(Dataset entries on figures)
-----
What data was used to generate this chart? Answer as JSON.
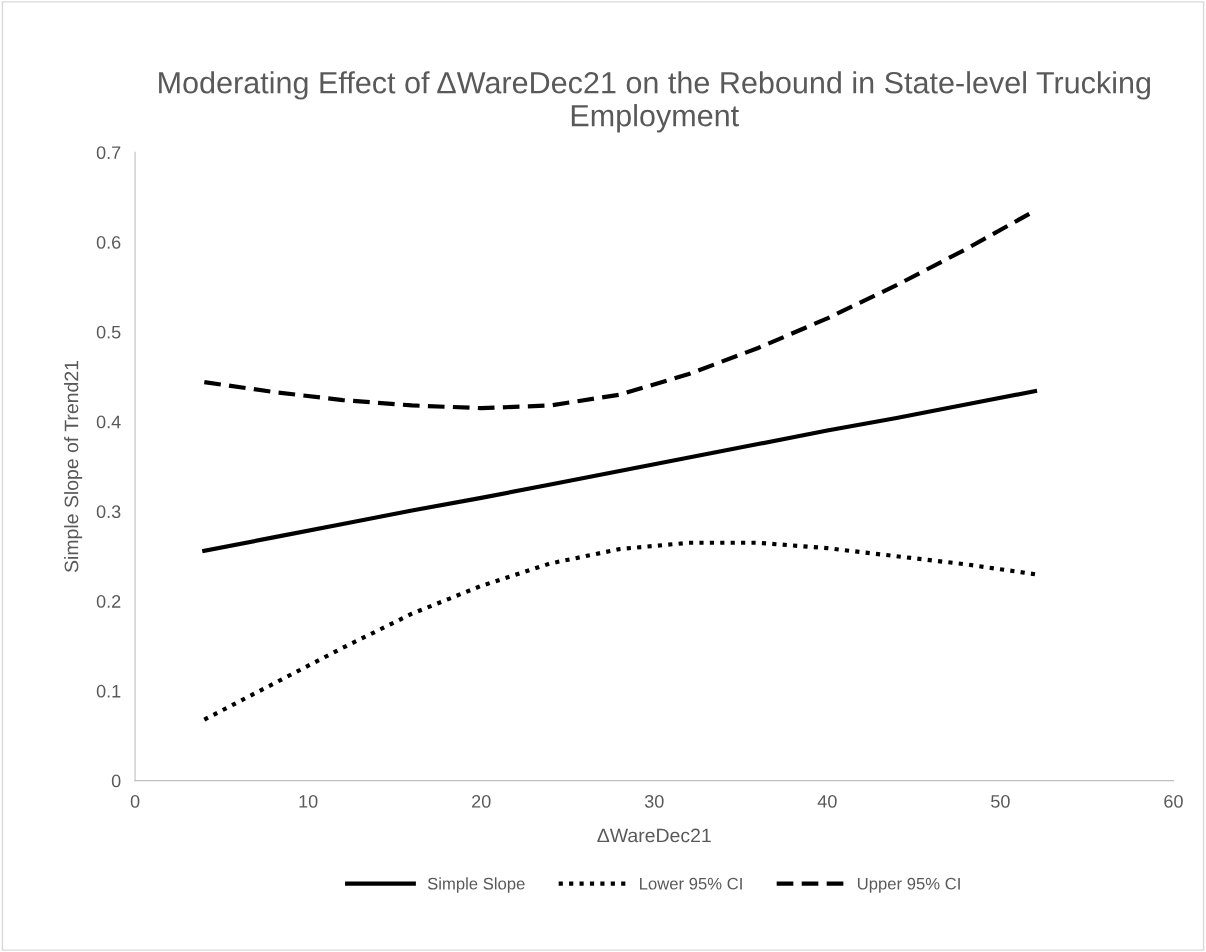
{
  "chart_data": {
    "type": "line",
    "title": "Moderating Effect of ΔWareDec21 on the Rebound in State-level Trucking Employment",
    "xlabel": "ΔWareDec21",
    "ylabel": "Simple Slope of Trend21",
    "xlim": [
      0,
      60
    ],
    "xticks": [
      0,
      10,
      20,
      30,
      40,
      50,
      60
    ],
    "ylim": [
      0,
      0.7
    ],
    "yticks": [
      0,
      0.1,
      0.2,
      0.3,
      0.4,
      0.5,
      0.6,
      0.7
    ],
    "grid": false,
    "legend": "bottom",
    "marker": "none",
    "x": [
      4,
      8,
      12,
      16,
      20,
      24,
      28,
      32,
      36,
      40,
      44,
      48,
      52
    ],
    "series": [
      {
        "name": "Simple Slope",
        "color": "#000000",
        "line_style": "solid",
        "values": [
          0.256,
          0.271,
          0.286,
          0.301,
          0.315,
          0.33,
          0.345,
          0.36,
          0.375,
          0.39,
          0.404,
          0.419,
          0.434
        ]
      },
      {
        "name": "Lower 95% CI",
        "color": "#000000",
        "line_style": "dotted",
        "values": [
          0.068,
          0.108,
          0.148,
          0.186,
          0.217,
          0.242,
          0.258,
          0.265,
          0.265,
          0.259,
          0.25,
          0.241,
          0.23
        ]
      },
      {
        "name": "Upper 95% CI",
        "color": "#000000",
        "line_style": "dashed",
        "values": [
          0.444,
          0.433,
          0.424,
          0.418,
          0.415,
          0.418,
          0.43,
          0.453,
          0.482,
          0.515,
          0.552,
          0.592,
          0.635
        ]
      }
    ]
  }
}
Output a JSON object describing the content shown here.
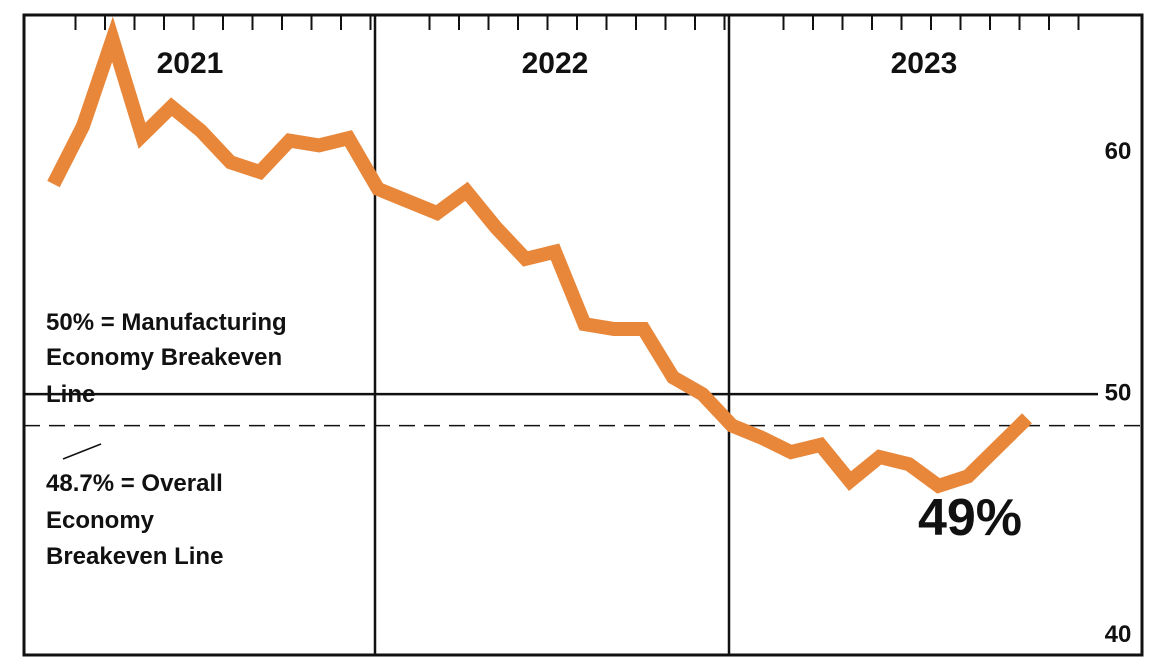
{
  "chart_data": {
    "type": "line",
    "year_labels": [
      "2021",
      "2022",
      "2023"
    ],
    "y_ticks": [
      {
        "value": 60,
        "label": "60"
      },
      {
        "value": 50,
        "label": "50"
      },
      {
        "value": 40,
        "label": "40"
      }
    ],
    "ylim": [
      39.2,
      65.7
    ],
    "xlim": [
      "2021-01",
      "2023-12"
    ],
    "grid": false,
    "series": [
      {
        "color": "#E8873A",
        "x": [
          "2021-01",
          "2021-02",
          "2021-03",
          "2021-04",
          "2021-05",
          "2021-06",
          "2021-07",
          "2021-08",
          "2021-09",
          "2021-10",
          "2021-11",
          "2021-12",
          "2022-01",
          "2022-02",
          "2022-03",
          "2022-04",
          "2022-05",
          "2022-06",
          "2022-07",
          "2022-08",
          "2022-09",
          "2022-10",
          "2022-11",
          "2022-12",
          "2023-01",
          "2023-02",
          "2023-03",
          "2023-04",
          "2023-05",
          "2023-06",
          "2023-07",
          "2023-08",
          "2023-09"
        ],
        "values": [
          58.7,
          61.1,
          64.7,
          60.7,
          61.9,
          60.9,
          59.6,
          59.2,
          60.5,
          60.3,
          60.6,
          58.5,
          58.0,
          57.5,
          58.4,
          56.9,
          55.6,
          55.9,
          52.9,
          52.7,
          52.7,
          50.7,
          50.0,
          48.7,
          48.2,
          47.6,
          47.9,
          46.4,
          47.4,
          47.1,
          46.2,
          46.6,
          47.8
        ]
      }
    ],
    "end_point": {
      "x": "2023-10",
      "y": 49.0,
      "label": "49%"
    },
    "reference_lines": [
      {
        "value": 50,
        "style": "solid",
        "label_lines": [
          "50% = Manufacturing",
          "Economy Breakeven",
          "Line"
        ]
      },
      {
        "value": 48.7,
        "style": "dashed",
        "label_lines": [
          "48.7% = Overall",
          "Economy",
          "Breakeven Line"
        ]
      }
    ]
  }
}
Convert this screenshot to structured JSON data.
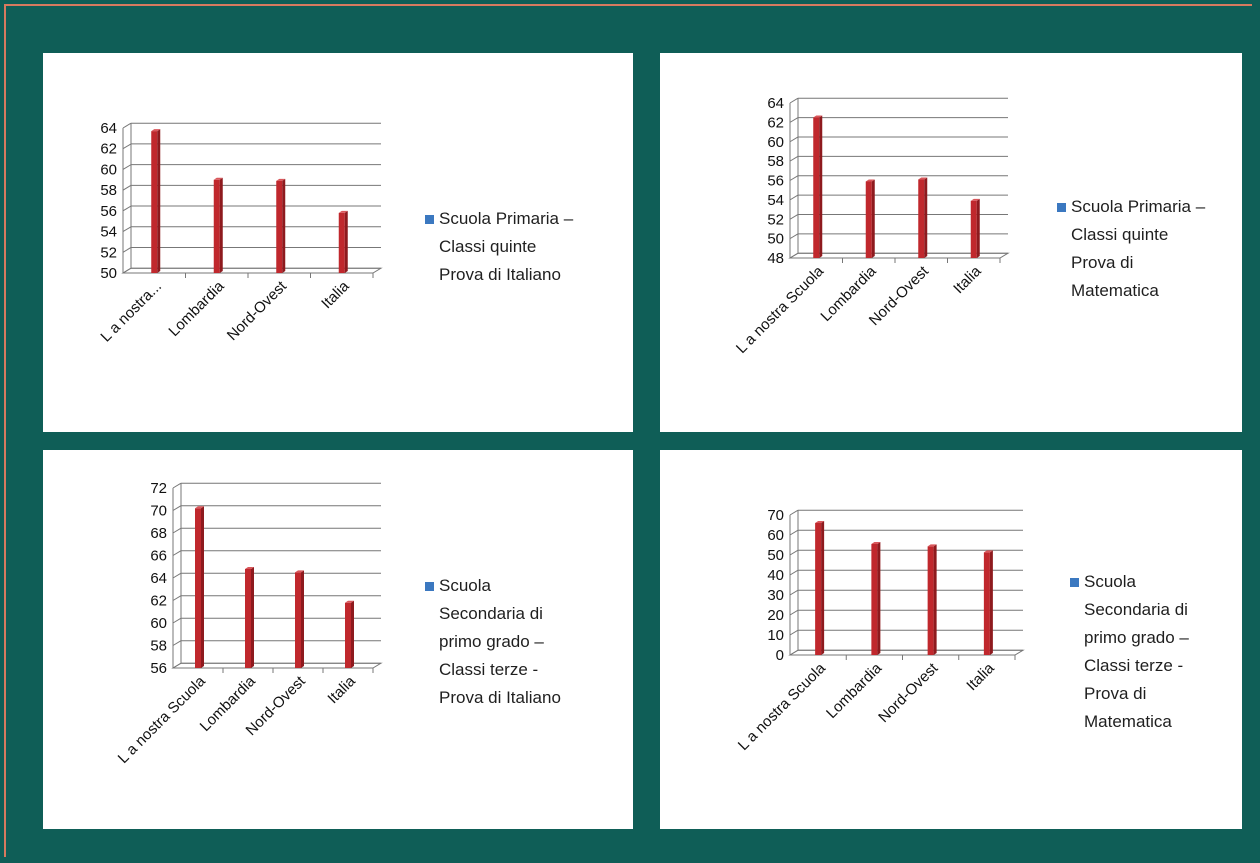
{
  "colors": {
    "background": "#0f5e57",
    "panel": "#ffffff",
    "bar": "#c0282d",
    "bar_dark": "#8e1a1e",
    "grid": "#777777",
    "legend_swatch": "#3b78c0"
  },
  "chart_data": [
    {
      "type": "bar",
      "categories": [
        "L a nostra...",
        "Lombardia",
        "Nord-Ovest",
        "Italia"
      ],
      "values": [
        63.7,
        59,
        58.9,
        55.8
      ],
      "ylim": [
        50,
        64
      ],
      "yticks": [
        "50",
        "52",
        "54",
        "56",
        "58",
        "60",
        "62",
        "64"
      ],
      "grid": true,
      "legend_position": "right",
      "legend": "Scuola Primaria –\nClassi quinte\nProva di Italiano"
    },
    {
      "type": "bar",
      "categories": [
        "L a nostra Scuola",
        "Lombardia",
        "Nord-Ovest",
        "Italia"
      ],
      "values": [
        62.5,
        55.9,
        56.1,
        53.9
      ],
      "ylim": [
        48,
        64
      ],
      "yticks": [
        "48",
        "50",
        "52",
        "54",
        "56",
        "58",
        "60",
        "62",
        "64"
      ],
      "grid": true,
      "legend_position": "right",
      "legend": "Scuola Primaria –\nClassi quinte\nProva di\nMatematica"
    },
    {
      "type": "bar",
      "categories": [
        "L a nostra Scuola",
        "Lombardia",
        "Nord-Ovest",
        "Italia"
      ],
      "values": [
        70.2,
        64.8,
        64.5,
        61.8
      ],
      "ylim": [
        56,
        72
      ],
      "yticks": [
        "56",
        "58",
        "60",
        "62",
        "64",
        "66",
        "68",
        "70",
        "72"
      ],
      "grid": true,
      "legend_position": "right",
      "legend": "Scuola\nSecondaria di\nprimo grado –\nClassi terze -\nProva di Italiano"
    },
    {
      "type": "bar",
      "categories": [
        "L a nostra Scuola",
        "Lombardia",
        "Nord-Ovest",
        "Italia"
      ],
      "values": [
        66,
        55.5,
        54.3,
        51.3
      ],
      "ylim": [
        0,
        70
      ],
      "yticks": [
        "0",
        "10",
        "20",
        "30",
        "40",
        "50",
        "60",
        "70"
      ],
      "grid": true,
      "legend_position": "right",
      "legend": "Scuola\nSecondaria di\nprimo grado –\nClassi terze -\nProva di\nMatematica"
    }
  ]
}
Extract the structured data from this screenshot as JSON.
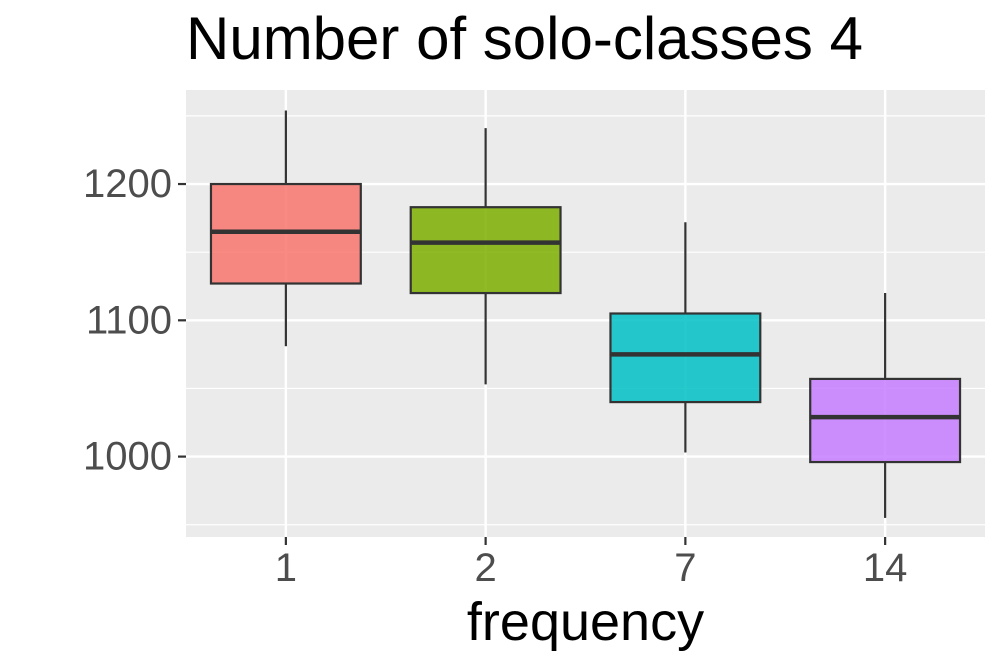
{
  "chart_data": {
    "type": "box",
    "title": "Number of solo-classes 4",
    "xlabel": "frequency",
    "ylabel": "",
    "categories": [
      "1",
      "2",
      "7",
      "14"
    ],
    "ylim": [
      941,
      1269
    ],
    "yticks": [
      1000,
      1100,
      1200
    ],
    "grid": true,
    "legend": "none",
    "boxes": [
      {
        "category": "1",
        "whisker_low": 1081,
        "q1": 1127,
        "median": 1165,
        "q3": 1200,
        "whisker_high": 1254,
        "color": "#F8766D"
      },
      {
        "category": "2",
        "whisker_low": 1053,
        "q1": 1120,
        "median": 1157,
        "q3": 1183,
        "whisker_high": 1241,
        "color": "#7CAE00"
      },
      {
        "category": "7",
        "whisker_low": 1003,
        "q1": 1040,
        "median": 1075,
        "q3": 1105,
        "whisker_high": 1172,
        "color": "#00BFC4"
      },
      {
        "category": "14",
        "whisker_low": 955,
        "q1": 996,
        "median": 1029,
        "q3": 1057,
        "whisker_high": 1120,
        "color": "#C77CFF"
      }
    ],
    "colors": {
      "panel_background": "#EBEBEB",
      "grid": "#FFFFFF",
      "box_outline": "#333333",
      "tick_text": "#4D4D4D"
    }
  }
}
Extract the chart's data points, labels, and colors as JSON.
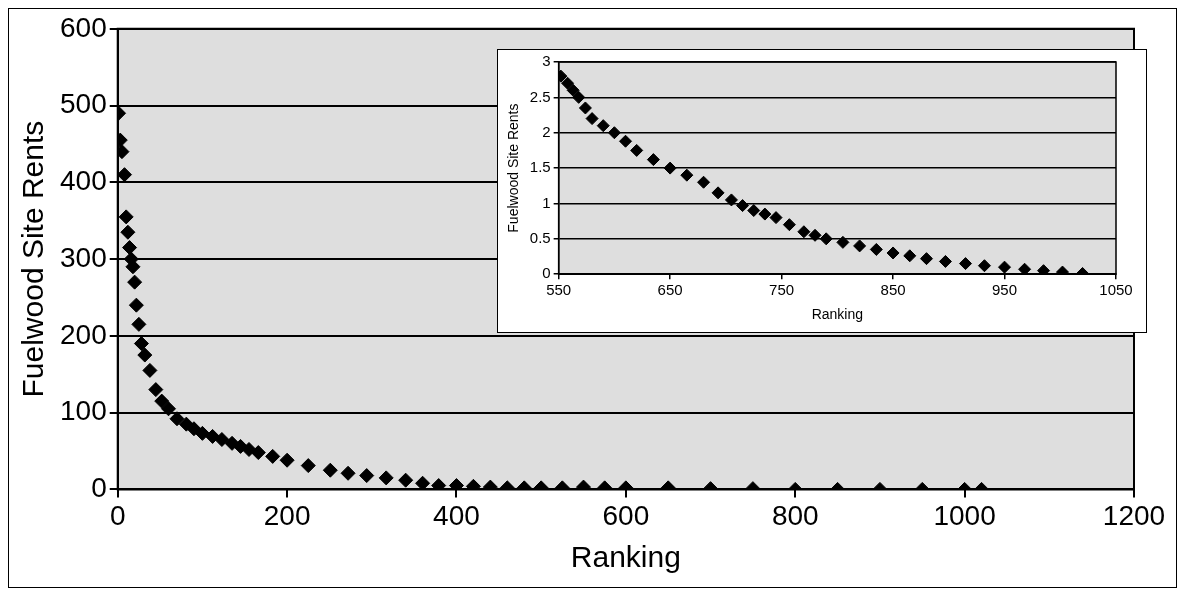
{
  "chart_data": [
    {
      "type": "scatter",
      "xlabel": "Ranking",
      "ylabel": "Fuelwood Site Rents",
      "xlim": [
        0,
        1200
      ],
      "ylim": [
        0,
        600
      ],
      "xticks": [
        0,
        200,
        400,
        600,
        800,
        1000,
        1200
      ],
      "yticks": [
        0,
        100,
        200,
        300,
        400,
        500,
        600
      ],
      "grid": "y",
      "marker": "diamond",
      "series": [
        {
          "color": "#000000",
          "x": [
            1,
            3,
            5,
            8,
            10,
            12,
            14,
            16,
            18,
            20,
            22,
            25,
            28,
            32,
            38,
            45,
            52,
            60,
            70,
            81,
            90,
            100,
            112,
            123,
            135,
            145,
            155,
            166,
            183,
            200,
            225,
            251,
            272,
            294,
            317,
            340,
            360,
            379,
            400,
            420,
            440,
            460,
            480,
            500,
            525,
            550,
            575,
            600,
            650,
            700,
            750,
            800,
            850,
            900,
            950,
            1000,
            1020
          ],
          "values": [
            490,
            455,
            440,
            410,
            355,
            335,
            315,
            300,
            290,
            270,
            240,
            215,
            190,
            175,
            155,
            130,
            115,
            105,
            92,
            85,
            79,
            73,
            69,
            65,
            60,
            56,
            52,
            48,
            43,
            38,
            31,
            25,
            21,
            18,
            15,
            12,
            8,
            5,
            5,
            4,
            3,
            2,
            2,
            2,
            2,
            3,
            2,
            2,
            2,
            1,
            1,
            0,
            0,
            0,
            0,
            0,
            0
          ]
        }
      ]
    },
    {
      "type": "scatter",
      "xlabel": "Ranking",
      "ylabel": "Fuelwood Site Rents",
      "xlim": [
        550,
        1050
      ],
      "ylim": [
        0,
        3
      ],
      "xticks": [
        550,
        650,
        750,
        850,
        950,
        1050
      ],
      "yticks": [
        0,
        0.5,
        1,
        1.5,
        2,
        2.5,
        3
      ],
      "grid": "y",
      "marker": "diamond",
      "series": [
        {
          "color": "#000000",
          "x": [
            552,
            558,
            563,
            568,
            574,
            580,
            590,
            600,
            610,
            620,
            635,
            650,
            665,
            680,
            693,
            705,
            715,
            725,
            735,
            745,
            757,
            770,
            780,
            790,
            805,
            820,
            835,
            850,
            865,
            880,
            897,
            915,
            932,
            950,
            968,
            985,
            1002,
            1020
          ],
          "values": [
            2.8,
            2.7,
            2.6,
            2.5,
            2.35,
            2.2,
            2.1,
            2,
            1.88,
            1.75,
            1.62,
            1.5,
            1.4,
            1.3,
            1.15,
            1.05,
            0.97,
            0.9,
            0.85,
            0.8,
            0.7,
            0.6,
            0.55,
            0.5,
            0.45,
            0.4,
            0.35,
            0.3,
            0.26,
            0.22,
            0.18,
            0.15,
            0.12,
            0.1,
            0.07,
            0.05,
            0.03,
            0.01
          ]
        }
      ]
    }
  ]
}
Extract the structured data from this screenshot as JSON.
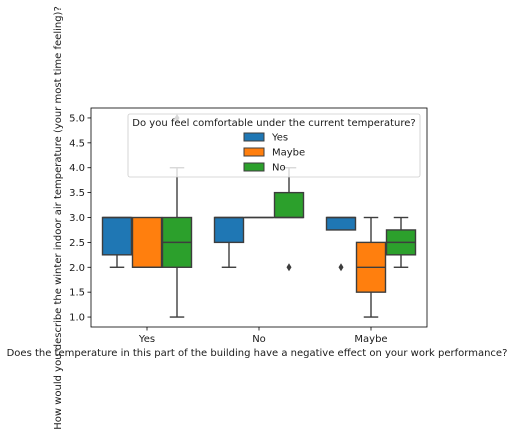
{
  "chart_data": {
    "type": "boxplot",
    "title": "",
    "xlabel": "Does the temperature in this part of the building have a negative effect on your work performance?",
    "ylabel": "How would you describe the winter indoor air temperature (your most time feeling)?",
    "categories": [
      "Yes",
      "No",
      "Maybe"
    ],
    "ylim": [
      0.8,
      5.2
    ],
    "yticks": [
      "1.0",
      "1.5",
      "2.0",
      "2.5",
      "3.0",
      "3.5",
      "4.0",
      "4.5",
      "5.0"
    ],
    "grid": false,
    "legend": {
      "title": "Do you feel comfortable under the current temperature?",
      "placement": "top-right"
    },
    "series": [
      {
        "name": "Yes",
        "color": "#1f77b4",
        "boxes": [
          {
            "category": "Yes",
            "whisker_low": 2.0,
            "q1": 2.25,
            "median": 3.0,
            "q3": 3.0,
            "whisker_high": 3.0,
            "outliers": []
          },
          {
            "category": "No",
            "whisker_low": 2.0,
            "q1": 2.5,
            "median": 3.0,
            "q3": 3.0,
            "whisker_high": 3.0,
            "outliers": []
          },
          {
            "category": "Maybe",
            "whisker_low": 2.75,
            "q1": 2.75,
            "median": 3.0,
            "q3": 3.0,
            "whisker_high": 3.0,
            "outliers": [
              2.0
            ]
          }
        ]
      },
      {
        "name": "Maybe",
        "color": "#ff7f0e",
        "boxes": [
          {
            "category": "Yes",
            "whisker_low": 2.0,
            "q1": 2.0,
            "median": 2.0,
            "q3": 3.0,
            "whisker_high": 3.0,
            "outliers": []
          },
          {
            "category": "No",
            "whisker_low": 3.0,
            "q1": 3.0,
            "median": 3.0,
            "q3": 3.0,
            "whisker_high": 3.0,
            "outliers": []
          },
          {
            "category": "Maybe",
            "whisker_low": 1.0,
            "q1": 1.5,
            "median": 2.0,
            "q3": 2.5,
            "whisker_high": 3.0,
            "outliers": []
          }
        ]
      },
      {
        "name": "No",
        "color": "#2ca02c",
        "boxes": [
          {
            "category": "Yes",
            "whisker_low": 1.0,
            "q1": 2.0,
            "median": 2.5,
            "q3": 3.0,
            "whisker_high": 4.0,
            "outliers": [
              5.0
            ]
          },
          {
            "category": "No",
            "whisker_low": 3.0,
            "q1": 3.0,
            "median": 3.0,
            "q3": 3.5,
            "whisker_high": 4.0,
            "outliers": [
              2.0
            ]
          },
          {
            "category": "Maybe",
            "whisker_low": 2.0,
            "q1": 2.25,
            "median": 2.5,
            "q3": 2.75,
            "whisker_high": 3.0,
            "outliers": []
          }
        ]
      }
    ]
  }
}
-----
▸ **TASK DIRECTIONS**: Each line that holds the word "title" is to be copied.

▸ **EXPECTED ANSWER**:
    "title": "Moderating Effect of ΔWareDec21 on the Rebound in State-level Trucking Employment",
    "title": "Number of solo-classes 4",
    "title": "",
      "title": "Do you feel comfortable under the current temperature?",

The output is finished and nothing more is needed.